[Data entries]
* Start *

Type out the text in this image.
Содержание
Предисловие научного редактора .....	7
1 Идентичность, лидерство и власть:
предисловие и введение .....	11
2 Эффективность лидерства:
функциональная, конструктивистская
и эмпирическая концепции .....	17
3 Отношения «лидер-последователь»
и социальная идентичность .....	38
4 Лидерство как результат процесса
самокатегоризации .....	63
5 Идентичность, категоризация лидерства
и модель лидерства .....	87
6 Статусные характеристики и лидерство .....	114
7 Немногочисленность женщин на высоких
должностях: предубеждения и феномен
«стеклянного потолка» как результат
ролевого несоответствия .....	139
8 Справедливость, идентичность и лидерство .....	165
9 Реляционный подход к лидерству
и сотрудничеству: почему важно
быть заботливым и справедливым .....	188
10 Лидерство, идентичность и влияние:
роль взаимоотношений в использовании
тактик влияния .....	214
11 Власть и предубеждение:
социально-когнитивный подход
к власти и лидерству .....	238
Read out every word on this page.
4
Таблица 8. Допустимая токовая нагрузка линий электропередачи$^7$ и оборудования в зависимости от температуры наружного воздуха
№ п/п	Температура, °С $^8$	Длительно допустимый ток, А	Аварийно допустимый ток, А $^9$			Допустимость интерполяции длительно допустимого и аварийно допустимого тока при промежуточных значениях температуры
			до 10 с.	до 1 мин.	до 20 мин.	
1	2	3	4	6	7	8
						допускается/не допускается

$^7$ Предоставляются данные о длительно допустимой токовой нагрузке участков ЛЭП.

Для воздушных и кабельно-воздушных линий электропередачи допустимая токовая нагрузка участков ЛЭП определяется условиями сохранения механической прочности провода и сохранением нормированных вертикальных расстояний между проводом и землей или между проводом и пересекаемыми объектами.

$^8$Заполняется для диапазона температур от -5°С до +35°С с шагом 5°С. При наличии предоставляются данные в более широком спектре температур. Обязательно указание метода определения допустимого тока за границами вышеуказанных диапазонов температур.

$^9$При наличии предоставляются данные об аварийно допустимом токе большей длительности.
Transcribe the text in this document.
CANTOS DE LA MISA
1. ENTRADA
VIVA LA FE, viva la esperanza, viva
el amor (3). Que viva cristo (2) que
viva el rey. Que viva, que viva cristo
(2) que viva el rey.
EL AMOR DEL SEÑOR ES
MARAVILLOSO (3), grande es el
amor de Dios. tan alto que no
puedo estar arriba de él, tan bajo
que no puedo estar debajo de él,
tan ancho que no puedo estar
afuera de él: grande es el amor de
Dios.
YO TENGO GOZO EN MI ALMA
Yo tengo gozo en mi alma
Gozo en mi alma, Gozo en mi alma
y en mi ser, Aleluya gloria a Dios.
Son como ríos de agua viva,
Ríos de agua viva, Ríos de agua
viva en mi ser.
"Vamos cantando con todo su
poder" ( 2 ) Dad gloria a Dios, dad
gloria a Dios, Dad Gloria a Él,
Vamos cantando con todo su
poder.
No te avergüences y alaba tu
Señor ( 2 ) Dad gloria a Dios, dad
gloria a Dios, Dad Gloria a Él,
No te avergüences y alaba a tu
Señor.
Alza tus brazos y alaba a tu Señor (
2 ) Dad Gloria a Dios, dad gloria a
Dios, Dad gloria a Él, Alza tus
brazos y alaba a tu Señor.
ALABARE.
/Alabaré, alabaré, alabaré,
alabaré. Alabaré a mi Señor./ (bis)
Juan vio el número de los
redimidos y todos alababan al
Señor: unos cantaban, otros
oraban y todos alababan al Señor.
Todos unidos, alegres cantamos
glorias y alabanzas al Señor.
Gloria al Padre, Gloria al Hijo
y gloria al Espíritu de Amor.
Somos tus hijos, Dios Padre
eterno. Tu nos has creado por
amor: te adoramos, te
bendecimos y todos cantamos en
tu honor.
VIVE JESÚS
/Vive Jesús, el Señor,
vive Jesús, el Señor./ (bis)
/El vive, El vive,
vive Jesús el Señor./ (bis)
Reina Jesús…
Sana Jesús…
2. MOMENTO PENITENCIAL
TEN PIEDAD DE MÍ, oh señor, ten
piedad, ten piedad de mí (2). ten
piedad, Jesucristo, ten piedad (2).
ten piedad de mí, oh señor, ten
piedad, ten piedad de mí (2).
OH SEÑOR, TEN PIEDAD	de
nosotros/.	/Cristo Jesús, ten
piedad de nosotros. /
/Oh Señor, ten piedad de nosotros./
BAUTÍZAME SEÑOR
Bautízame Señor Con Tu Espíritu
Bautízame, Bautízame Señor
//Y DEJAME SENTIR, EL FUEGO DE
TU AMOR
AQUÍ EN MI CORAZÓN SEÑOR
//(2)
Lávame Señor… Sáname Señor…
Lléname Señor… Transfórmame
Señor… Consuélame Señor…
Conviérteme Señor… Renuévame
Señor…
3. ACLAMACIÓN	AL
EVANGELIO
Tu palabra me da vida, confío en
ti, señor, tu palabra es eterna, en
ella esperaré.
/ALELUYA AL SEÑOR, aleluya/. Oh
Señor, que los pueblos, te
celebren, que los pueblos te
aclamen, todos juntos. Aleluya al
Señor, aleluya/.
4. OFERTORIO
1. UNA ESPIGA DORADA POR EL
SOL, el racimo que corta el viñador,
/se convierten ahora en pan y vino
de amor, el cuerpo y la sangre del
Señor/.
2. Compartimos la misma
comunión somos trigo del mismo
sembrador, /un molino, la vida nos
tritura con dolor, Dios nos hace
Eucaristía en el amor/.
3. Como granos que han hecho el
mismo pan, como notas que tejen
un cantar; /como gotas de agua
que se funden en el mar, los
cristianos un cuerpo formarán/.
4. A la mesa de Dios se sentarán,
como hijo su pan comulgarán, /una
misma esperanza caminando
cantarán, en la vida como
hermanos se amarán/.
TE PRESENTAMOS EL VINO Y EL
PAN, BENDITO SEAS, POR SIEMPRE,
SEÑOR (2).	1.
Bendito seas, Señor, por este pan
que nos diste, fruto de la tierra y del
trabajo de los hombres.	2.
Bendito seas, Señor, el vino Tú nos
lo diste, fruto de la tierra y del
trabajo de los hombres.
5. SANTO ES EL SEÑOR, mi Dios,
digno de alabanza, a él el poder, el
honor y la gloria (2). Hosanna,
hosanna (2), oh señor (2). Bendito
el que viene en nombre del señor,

* End *

What this task involves> Set down every line of the listing above again, exactly as given.

Task output>
Type out the text in this image.
Содержание
Предисловие научного редактора .....	7
1 Идентичность, лидерство и власть:
предисловие и введение .....	11
2 Эффективность лидерства:
функциональная, конструктивистская
и эмпирическая концепции .....	17
3 Отношения «лидер-последователь»
и социальная идентичность .....	38
4 Лидерство как результат процесса
самокатегоризации .....	63
5 Идентичность, категоризация лидерства
и модель лидерства .....	87
6 Статусные характеристики и лидерство .....	114
7 Немногочисленность женщин на высоких
должностях: предубеждения и феномен
«стеклянного потолка» как результат
ролевого несоответствия .....	139
8 Справедливость, идентичность и лидерство .....	165
9 Реляционный подход к лидерству
и сотрудничеству: почему важно
быть заботливым и справедливым .....	188
10 Лидерство, идентичность и влияние:
роль взаимоотношений в использовании
тактик влияния .....	214
11 Власть и предубеждение:
социально-когнитивный подход
к власти и лидерству .....	238
Read out every word on this page.
4
Таблица 8. Допустимая токовая нагрузка линий электропередачи$^7$ и оборудования в зависимости от температуры наружного воздуха
№ п/п	Температура, °С $^8$	Длительно допустимый ток, А	Аварийно допустимый ток, А $^9$			Допустимость интерполяции длительно допустимого и аварийно допустимого тока при промежуточных значениях температуры
			до 10 с.	до 1 мин.	до 20 мин.	
1	2	3	4	6	7	8
						допускается/не допускается

$^7$ Предоставляются данные о длительно допустимой токовой нагрузке участков ЛЭП.

Для воздушных и кабельно-воздушных линий электропередачи допустимая токовая нагрузка участков ЛЭП определяется условиями сохранения механической прочности провода и сохранением нормированных вертикальных расстояний между проводом и землей или между проводом и пересекаемыми объектами.

$^8$Заполняется для диапазона температур от -5°С до +35°С с шагом 5°С. При наличии предоставляются данные в более широком спектре температур. Обязательно указание метода определения допустимого тока за границами вышеуказанных диапазонов температур.

$^9$При наличии предоставляются данные об аварийно допустимом токе большей длительности.
Transcribe the text in this document.
CANTOS DE LA MISA
1. ENTRADA
VIVA LA FE, viva la esperanza, viva
el amor (3). Que viva cristo (2) que
viva el rey. Que viva, que viva cristo
(2) que viva el rey.
EL AMOR DEL SEÑOR ES
MARAVILLOSO (3), grande es el
amor de Dios. tan alto que no
puedo estar arriba de él, tan bajo
que no puedo estar debajo de él,
tan ancho que no puedo estar
afuera de él: grande es el amor de
Dios.
YO TENGO GOZO EN MI ALMA
Yo tengo gozo en mi alma
Gozo en mi alma, Gozo en mi alma
y en mi ser, Aleluya gloria a Dios.
Son como ríos de agua viva,
Ríos de agua viva, Ríos de agua
viva en mi ser.
"Vamos cantando con todo su
poder" ( 2 ) Dad gloria a Dios, dad
gloria a Dios, Dad Gloria a Él,
Vamos cantando con todo su
poder.
No te avergüences y alaba tu
Señor ( 2 ) Dad gloria a Dios, dad
gloria a Dios, Dad Gloria a Él,
No te avergüences y alaba a tu
Señor.
Alza tus brazos y alaba a tu Señor (
2 ) Dad Gloria a Dios, dad gloria a
Dios, Dad gloria a Él, Alza tus
brazos y alaba a tu Señor.
ALABARE.
/Alabaré, alabaré, alabaré,
alabaré. Alabaré a mi Señor./ (bis)
Juan vio el número de los
redimidos y todos alababan al
Señor: unos cantaban, otros
oraban y todos alababan al Señor.
Todos unidos, alegres cantamos
glorias y alabanzas al Señor.
Gloria al Padre, Gloria al Hijo
y gloria al Espíritu de Amor.
Somos tus hijos, Dios Padre
eterno. Tu nos has creado por
amor: te adoramos, te
bendecimos y todos cantamos en
tu honor.
VIVE JESÚS
/Vive Jesús, el Señor,
vive Jesús, el Señor./ (bis)
/El vive, El vive,
vive Jesús el Señor./ (bis)
Reina Jesús…
Sana Jesús…
2. MOMENTO PENITENCIAL
TEN PIEDAD DE MÍ, oh señor, ten
piedad, ten piedad de mí (2). ten
piedad, Jesucristo, ten piedad (2).
ten piedad de mí, oh señor, ten
piedad, ten piedad de mí (2).
OH SEÑOR, TEN PIEDAD	de
nosotros/.	/Cristo Jesús, ten
piedad de nosotros. /
/Oh Señor, ten piedad de nosotros./
BAUTÍZAME SEÑOR
Bautízame Señor Con Tu Espíritu
Bautízame, Bautízame Señor
//Y DEJAME SENTIR, EL FUEGO DE
TU AMOR
AQUÍ EN MI CORAZÓN SEÑOR
//(2)
Lávame Señor… Sáname Señor…
Lléname Señor… Transfórmame
Señor… Consuélame Señor…
Conviérteme Señor… Renuévame
Señor…
3. ACLAMACIÓN	AL
EVANGELIO
Tu palabra me da vida, confío en
ti, señor, tu palabra es eterna, en
ella esperaré.
/ALELUYA AL SEÑOR, aleluya/. Oh
Señor, que los pueblos, te
celebren, que los pueblos te
aclamen, todos juntos. Aleluya al
Señor, aleluya/.
4. OFERTORIO
1. UNA ESPIGA DORADA POR EL
SOL, el racimo que corta el viñador,
/se convierten ahora en pan y vino
de amor, el cuerpo y la sangre del
Señor/.
2. Compartimos la misma
comunión somos trigo del mismo
sembrador, /un molino, la vida nos
tritura con dolor, Dios nos hace
Eucaristía en el amor/.
3. Como granos que han hecho el
mismo pan, como notas que tejen
un cantar; /como gotas de agua
que se funden en el mar, los
cristianos un cuerpo formarán/.
4. A la mesa de Dios se sentarán,
como hijo su pan comulgarán, /una
misma esperanza caminando
cantarán, en la vida como
hermanos se amarán/.
TE PRESENTAMOS EL VINO Y EL
PAN, BENDITO SEAS, POR SIEMPRE,
SEÑOR (2).	1.
Bendito seas, Señor, por este pan
que nos diste, fruto de la tierra y del
trabajo de los hombres.	2.
Bendito seas, Señor, el vino Tú nos
lo diste, fruto de la tierra y del
trabajo de los hombres.
5. SANTO ES EL SEÑOR, mi Dios,
digno de alabanza, a él el poder, el
honor y la gloria (2). Hosanna,
hosanna (2), oh señor (2). Bendito
el que viene en nombre del señor,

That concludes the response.